*Written exercise*.
Pull out every line from the listing that has the word "kind".

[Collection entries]

** start **

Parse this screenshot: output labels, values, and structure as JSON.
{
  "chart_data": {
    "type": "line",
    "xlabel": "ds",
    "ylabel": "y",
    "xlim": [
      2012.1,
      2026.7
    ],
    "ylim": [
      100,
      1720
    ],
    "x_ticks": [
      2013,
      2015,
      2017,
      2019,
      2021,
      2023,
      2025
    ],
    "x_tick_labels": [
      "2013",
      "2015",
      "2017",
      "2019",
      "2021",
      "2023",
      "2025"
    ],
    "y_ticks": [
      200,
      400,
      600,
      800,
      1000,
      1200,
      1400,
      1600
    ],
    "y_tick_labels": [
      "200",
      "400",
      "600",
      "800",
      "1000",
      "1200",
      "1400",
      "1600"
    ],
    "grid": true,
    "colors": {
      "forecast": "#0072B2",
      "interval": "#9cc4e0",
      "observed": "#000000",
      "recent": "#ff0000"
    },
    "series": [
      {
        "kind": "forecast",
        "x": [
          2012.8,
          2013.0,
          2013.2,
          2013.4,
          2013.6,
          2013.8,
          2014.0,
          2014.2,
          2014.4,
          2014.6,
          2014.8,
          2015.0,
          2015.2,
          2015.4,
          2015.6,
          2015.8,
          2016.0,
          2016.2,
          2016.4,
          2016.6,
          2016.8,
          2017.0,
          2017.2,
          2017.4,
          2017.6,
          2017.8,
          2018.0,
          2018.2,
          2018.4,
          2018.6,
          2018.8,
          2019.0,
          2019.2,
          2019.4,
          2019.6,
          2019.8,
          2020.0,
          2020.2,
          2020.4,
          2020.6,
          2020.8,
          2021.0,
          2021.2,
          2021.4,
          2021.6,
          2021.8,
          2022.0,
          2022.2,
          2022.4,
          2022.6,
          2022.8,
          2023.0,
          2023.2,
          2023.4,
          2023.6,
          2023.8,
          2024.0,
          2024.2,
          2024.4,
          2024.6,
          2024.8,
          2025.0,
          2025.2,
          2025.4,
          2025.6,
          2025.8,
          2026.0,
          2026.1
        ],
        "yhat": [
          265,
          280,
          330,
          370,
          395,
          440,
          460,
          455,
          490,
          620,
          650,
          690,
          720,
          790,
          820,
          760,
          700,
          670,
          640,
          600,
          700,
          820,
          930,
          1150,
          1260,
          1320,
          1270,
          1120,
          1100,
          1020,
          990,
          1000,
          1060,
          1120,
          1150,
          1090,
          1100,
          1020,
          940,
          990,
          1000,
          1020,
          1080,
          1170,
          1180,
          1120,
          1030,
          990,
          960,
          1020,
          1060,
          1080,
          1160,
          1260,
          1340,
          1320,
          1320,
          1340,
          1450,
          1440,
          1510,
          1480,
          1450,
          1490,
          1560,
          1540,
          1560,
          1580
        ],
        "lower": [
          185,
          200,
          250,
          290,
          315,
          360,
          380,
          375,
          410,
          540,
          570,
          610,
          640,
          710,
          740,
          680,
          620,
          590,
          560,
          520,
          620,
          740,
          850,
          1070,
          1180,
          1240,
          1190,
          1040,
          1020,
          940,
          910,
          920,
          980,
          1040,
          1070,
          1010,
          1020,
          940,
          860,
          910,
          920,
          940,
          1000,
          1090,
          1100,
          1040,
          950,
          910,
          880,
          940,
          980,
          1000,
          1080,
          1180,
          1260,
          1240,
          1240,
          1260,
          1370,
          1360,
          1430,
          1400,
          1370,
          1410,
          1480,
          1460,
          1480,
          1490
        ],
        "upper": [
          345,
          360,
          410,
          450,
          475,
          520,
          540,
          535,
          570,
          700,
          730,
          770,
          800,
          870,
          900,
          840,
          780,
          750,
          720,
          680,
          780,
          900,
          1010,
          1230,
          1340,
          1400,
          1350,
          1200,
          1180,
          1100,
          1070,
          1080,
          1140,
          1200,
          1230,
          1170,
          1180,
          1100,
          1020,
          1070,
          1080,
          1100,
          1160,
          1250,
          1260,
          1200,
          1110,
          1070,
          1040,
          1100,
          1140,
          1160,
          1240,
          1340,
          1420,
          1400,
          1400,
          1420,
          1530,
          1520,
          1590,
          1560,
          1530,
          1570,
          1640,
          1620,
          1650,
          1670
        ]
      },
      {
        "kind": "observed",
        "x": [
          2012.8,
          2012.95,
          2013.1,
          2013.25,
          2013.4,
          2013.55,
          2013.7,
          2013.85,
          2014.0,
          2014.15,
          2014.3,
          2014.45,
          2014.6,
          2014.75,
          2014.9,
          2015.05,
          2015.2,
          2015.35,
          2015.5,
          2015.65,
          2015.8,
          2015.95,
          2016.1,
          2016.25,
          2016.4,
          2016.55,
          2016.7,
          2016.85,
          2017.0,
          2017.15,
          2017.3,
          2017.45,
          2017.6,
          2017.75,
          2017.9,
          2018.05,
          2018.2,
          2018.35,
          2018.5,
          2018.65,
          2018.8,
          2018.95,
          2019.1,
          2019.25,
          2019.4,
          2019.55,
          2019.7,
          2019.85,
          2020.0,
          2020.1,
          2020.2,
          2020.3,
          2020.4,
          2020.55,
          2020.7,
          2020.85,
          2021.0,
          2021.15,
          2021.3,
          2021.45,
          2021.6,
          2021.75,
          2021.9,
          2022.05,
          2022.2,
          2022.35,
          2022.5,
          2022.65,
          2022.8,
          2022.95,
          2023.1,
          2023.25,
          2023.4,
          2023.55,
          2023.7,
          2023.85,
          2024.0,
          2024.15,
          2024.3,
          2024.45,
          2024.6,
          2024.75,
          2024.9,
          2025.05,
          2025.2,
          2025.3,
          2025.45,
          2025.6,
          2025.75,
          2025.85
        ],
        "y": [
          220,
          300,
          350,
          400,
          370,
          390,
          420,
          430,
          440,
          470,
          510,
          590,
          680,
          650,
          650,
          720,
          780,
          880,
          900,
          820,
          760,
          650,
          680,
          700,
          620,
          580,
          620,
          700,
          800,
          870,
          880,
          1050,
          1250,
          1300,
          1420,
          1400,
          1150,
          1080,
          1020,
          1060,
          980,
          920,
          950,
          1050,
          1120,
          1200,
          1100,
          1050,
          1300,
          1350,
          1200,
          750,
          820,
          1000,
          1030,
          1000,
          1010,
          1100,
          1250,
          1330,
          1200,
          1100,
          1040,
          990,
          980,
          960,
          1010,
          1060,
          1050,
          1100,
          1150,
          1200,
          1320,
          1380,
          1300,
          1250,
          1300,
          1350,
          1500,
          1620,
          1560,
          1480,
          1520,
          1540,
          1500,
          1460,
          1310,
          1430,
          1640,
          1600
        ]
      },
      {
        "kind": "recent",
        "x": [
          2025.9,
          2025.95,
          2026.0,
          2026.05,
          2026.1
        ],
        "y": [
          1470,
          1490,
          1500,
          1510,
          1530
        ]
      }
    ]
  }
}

** end **

*Full answer*.
        "kind": "forecast",
        "kind": "observed",
        "kind": "recent",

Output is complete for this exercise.